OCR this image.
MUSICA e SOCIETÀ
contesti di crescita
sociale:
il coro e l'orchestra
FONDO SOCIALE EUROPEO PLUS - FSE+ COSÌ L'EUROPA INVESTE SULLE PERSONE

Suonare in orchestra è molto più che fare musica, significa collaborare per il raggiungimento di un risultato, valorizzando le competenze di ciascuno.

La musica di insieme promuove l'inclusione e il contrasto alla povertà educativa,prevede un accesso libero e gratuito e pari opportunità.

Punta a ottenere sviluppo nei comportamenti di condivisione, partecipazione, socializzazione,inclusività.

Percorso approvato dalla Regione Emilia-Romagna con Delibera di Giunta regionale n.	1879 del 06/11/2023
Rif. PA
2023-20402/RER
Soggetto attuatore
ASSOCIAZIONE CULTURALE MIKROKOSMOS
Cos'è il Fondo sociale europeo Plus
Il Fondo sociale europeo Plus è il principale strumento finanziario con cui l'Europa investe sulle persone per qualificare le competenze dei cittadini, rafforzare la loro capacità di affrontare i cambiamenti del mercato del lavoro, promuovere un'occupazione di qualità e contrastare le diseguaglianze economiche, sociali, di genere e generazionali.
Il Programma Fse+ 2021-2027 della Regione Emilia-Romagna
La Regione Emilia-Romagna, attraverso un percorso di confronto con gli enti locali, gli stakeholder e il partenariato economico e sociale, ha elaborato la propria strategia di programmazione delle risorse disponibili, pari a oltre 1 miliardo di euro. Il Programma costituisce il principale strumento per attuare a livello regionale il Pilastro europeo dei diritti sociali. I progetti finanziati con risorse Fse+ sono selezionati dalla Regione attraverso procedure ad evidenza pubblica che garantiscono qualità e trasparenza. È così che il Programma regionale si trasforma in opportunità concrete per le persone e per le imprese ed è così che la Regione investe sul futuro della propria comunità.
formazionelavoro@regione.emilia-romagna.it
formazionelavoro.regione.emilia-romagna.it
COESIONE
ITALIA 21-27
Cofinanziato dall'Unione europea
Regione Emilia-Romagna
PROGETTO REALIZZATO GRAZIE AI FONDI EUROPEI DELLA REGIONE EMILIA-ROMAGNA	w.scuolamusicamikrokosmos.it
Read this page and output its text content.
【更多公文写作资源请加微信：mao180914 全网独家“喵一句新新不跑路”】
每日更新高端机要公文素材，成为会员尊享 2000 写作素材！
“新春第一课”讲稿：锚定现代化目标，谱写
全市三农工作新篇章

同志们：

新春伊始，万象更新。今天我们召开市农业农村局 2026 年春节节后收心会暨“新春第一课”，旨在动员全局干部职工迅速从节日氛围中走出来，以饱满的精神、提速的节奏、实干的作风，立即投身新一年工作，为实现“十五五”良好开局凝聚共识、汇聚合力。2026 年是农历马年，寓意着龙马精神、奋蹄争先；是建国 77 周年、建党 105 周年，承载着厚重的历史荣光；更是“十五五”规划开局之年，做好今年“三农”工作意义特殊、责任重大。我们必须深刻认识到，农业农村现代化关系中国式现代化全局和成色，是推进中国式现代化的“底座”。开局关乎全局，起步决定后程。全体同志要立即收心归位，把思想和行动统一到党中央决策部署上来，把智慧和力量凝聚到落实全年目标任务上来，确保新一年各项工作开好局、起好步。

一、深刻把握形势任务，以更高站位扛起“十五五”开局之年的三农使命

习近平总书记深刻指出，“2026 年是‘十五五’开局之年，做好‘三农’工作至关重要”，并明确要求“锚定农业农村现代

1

§

**Given task**
Nothing but the lines from the line with "Read this page and output its text content." to the last line of the listing above should appear; please retype them exactly, both ends included.

**Complete response**
Read this page and output its text content.
【更多公文写作资源请加微信：mao180914 全网独家“喵一句新新不跑路”】
每日更新高端机要公文素材，成为会员尊享 2000 写作素材！
“新春第一课”讲稿：锚定现代化目标，谱写
全市三农工作新篇章

同志们：

新春伊始，万象更新。今天我们召开市农业农村局 2026 年春节节后收心会暨“新春第一课”，旨在动员全局干部职工迅速从节日氛围中走出来，以饱满的精神、提速的节奏、实干的作风，立即投身新一年工作，为实现“十五五”良好开局凝聚共识、汇聚合力。2026 年是农历马年，寓意着龙马精神、奋蹄争先；是建国 77 周年、建党 105 周年，承载着厚重的历史荣光；更是“十五五”规划开局之年，做好今年“三农”工作意义特殊、责任重大。我们必须深刻认识到，农业农村现代化关系中国式现代化全局和成色，是推进中国式现代化的“底座”。开局关乎全局，起步决定后程。全体同志要立即收心归位，把思想和行动统一到党中央决策部署上来，把智慧和力量凝聚到落实全年目标任务上来，确保新一年各项工作开好局、起好步。

一、深刻把握形势任务，以更高站位扛起“十五五”开局之年的三农使命

习近平总书记深刻指出，“2026 年是‘十五五’开局之年，做好‘三农’工作至关重要”，并明确要求“锚定农业农村现代

1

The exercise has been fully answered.